>> Start Record list

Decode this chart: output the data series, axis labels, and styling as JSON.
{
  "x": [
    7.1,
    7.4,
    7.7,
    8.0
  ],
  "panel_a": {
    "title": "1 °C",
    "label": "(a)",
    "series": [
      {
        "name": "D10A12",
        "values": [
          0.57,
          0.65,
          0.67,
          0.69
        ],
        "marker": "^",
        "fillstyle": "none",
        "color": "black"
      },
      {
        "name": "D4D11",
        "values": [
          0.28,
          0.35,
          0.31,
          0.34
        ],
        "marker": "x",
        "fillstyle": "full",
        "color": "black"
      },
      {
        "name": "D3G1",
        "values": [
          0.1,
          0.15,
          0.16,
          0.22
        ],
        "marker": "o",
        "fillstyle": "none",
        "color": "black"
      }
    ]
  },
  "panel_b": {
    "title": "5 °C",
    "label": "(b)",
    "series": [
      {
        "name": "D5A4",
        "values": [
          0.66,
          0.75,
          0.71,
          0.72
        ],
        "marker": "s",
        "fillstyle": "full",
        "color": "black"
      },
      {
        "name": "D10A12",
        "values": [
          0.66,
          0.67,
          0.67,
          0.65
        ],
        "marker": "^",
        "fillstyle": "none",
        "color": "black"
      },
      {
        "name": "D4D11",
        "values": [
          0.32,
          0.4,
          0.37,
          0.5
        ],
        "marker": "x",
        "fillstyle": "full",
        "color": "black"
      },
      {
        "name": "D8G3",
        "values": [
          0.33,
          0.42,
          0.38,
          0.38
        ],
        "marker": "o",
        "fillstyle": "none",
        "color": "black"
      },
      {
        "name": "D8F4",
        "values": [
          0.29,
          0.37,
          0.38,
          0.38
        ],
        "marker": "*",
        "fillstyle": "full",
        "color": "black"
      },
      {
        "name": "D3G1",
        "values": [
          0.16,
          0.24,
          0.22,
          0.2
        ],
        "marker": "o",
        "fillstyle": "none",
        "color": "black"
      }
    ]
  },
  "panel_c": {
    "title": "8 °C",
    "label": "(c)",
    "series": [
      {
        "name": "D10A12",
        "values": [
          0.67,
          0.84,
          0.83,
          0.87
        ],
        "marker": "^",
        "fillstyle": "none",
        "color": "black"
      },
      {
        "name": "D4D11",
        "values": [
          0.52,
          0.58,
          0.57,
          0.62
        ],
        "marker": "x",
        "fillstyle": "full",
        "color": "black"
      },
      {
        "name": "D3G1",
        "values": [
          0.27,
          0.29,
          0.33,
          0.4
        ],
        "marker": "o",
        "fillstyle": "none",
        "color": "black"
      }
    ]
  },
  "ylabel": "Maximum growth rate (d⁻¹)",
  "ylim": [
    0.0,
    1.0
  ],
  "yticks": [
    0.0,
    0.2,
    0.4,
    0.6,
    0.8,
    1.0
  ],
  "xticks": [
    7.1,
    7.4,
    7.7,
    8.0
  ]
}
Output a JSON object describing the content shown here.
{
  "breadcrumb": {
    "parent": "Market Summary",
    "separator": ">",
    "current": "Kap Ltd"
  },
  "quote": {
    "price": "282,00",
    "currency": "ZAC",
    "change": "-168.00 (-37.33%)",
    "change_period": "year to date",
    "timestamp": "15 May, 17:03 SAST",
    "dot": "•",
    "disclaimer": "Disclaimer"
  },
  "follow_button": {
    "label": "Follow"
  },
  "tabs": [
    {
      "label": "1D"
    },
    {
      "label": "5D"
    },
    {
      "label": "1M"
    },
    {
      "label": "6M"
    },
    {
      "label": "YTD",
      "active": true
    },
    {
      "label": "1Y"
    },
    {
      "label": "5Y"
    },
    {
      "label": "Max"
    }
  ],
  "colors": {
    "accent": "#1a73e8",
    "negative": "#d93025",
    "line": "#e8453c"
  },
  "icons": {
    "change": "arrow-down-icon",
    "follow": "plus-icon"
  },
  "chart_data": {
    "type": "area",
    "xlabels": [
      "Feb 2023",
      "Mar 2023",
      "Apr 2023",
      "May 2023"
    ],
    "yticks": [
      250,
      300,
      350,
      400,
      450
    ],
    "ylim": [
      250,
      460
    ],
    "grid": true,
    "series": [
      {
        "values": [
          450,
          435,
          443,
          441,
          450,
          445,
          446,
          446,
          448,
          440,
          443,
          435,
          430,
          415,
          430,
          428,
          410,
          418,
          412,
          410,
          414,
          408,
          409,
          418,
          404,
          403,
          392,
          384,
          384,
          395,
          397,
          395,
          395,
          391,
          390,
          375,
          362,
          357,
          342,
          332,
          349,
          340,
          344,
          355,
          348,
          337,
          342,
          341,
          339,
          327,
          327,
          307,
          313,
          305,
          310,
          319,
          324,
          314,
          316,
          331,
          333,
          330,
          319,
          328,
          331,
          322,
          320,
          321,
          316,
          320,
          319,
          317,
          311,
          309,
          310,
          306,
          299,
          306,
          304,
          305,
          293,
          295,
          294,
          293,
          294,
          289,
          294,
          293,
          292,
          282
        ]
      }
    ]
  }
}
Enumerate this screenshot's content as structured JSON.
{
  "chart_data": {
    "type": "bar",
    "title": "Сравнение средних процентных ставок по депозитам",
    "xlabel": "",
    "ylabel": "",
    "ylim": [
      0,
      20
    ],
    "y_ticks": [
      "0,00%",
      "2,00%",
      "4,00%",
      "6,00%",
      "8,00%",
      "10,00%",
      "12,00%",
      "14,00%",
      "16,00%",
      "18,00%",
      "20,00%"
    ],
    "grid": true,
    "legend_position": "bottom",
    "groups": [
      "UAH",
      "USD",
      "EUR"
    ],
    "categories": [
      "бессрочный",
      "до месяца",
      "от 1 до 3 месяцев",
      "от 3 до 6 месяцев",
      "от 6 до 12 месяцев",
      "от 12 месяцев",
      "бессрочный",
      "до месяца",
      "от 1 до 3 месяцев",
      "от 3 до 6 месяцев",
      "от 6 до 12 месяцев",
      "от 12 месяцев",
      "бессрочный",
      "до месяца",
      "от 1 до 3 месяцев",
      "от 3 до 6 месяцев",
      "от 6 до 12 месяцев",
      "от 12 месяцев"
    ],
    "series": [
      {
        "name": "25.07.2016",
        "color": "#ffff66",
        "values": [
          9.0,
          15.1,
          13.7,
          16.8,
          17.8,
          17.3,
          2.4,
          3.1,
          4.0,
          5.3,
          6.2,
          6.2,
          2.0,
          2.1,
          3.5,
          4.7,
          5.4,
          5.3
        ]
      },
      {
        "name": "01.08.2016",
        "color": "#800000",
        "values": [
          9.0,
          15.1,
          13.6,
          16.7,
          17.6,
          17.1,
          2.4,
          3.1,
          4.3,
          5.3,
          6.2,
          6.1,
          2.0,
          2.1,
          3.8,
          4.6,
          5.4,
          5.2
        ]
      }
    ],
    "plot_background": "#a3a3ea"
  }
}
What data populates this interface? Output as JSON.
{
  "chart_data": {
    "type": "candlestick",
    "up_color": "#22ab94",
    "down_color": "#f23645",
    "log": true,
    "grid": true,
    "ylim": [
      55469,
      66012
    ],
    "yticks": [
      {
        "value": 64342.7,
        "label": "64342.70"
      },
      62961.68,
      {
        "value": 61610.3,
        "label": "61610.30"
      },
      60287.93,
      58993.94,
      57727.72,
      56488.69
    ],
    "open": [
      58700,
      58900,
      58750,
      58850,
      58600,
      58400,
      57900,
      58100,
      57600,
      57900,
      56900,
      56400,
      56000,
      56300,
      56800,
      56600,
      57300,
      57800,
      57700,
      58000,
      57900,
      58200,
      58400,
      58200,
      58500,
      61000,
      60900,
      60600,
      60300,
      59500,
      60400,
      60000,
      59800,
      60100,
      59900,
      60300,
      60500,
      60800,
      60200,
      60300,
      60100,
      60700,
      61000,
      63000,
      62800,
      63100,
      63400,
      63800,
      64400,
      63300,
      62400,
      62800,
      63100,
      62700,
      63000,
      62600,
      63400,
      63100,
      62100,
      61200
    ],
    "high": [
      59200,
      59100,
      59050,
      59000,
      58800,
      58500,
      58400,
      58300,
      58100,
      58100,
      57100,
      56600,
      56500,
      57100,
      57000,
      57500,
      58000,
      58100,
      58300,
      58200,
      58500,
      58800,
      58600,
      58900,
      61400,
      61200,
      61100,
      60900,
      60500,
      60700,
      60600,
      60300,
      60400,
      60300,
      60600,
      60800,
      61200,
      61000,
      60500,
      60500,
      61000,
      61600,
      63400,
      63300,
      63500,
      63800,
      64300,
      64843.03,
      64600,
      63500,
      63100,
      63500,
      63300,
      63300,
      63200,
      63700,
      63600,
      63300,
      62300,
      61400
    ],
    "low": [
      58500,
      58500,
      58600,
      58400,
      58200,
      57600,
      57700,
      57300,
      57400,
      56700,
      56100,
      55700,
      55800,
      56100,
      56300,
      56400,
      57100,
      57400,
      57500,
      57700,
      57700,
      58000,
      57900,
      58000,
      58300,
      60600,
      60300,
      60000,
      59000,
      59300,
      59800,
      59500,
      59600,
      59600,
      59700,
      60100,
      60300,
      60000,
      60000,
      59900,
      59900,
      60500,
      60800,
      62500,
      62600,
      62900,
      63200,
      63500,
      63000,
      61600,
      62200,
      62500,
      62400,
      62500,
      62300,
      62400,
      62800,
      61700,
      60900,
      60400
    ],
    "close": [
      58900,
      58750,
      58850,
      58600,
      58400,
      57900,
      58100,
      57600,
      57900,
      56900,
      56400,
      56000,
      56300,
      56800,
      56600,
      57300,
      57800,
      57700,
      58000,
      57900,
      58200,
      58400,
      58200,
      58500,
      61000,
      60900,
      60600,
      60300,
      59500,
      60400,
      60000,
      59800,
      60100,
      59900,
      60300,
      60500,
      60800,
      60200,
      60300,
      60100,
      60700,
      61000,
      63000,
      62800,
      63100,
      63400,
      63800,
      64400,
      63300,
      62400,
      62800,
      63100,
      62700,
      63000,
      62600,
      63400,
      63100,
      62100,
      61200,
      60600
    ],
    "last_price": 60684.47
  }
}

>> End Record list

Written instruction:
Pick out and copy the lines of the entries that hold the string "ylabel".

Solution to this problem:
  "ylabel": "Maximum growth rate (d⁻¹)",
    "ylabel": "",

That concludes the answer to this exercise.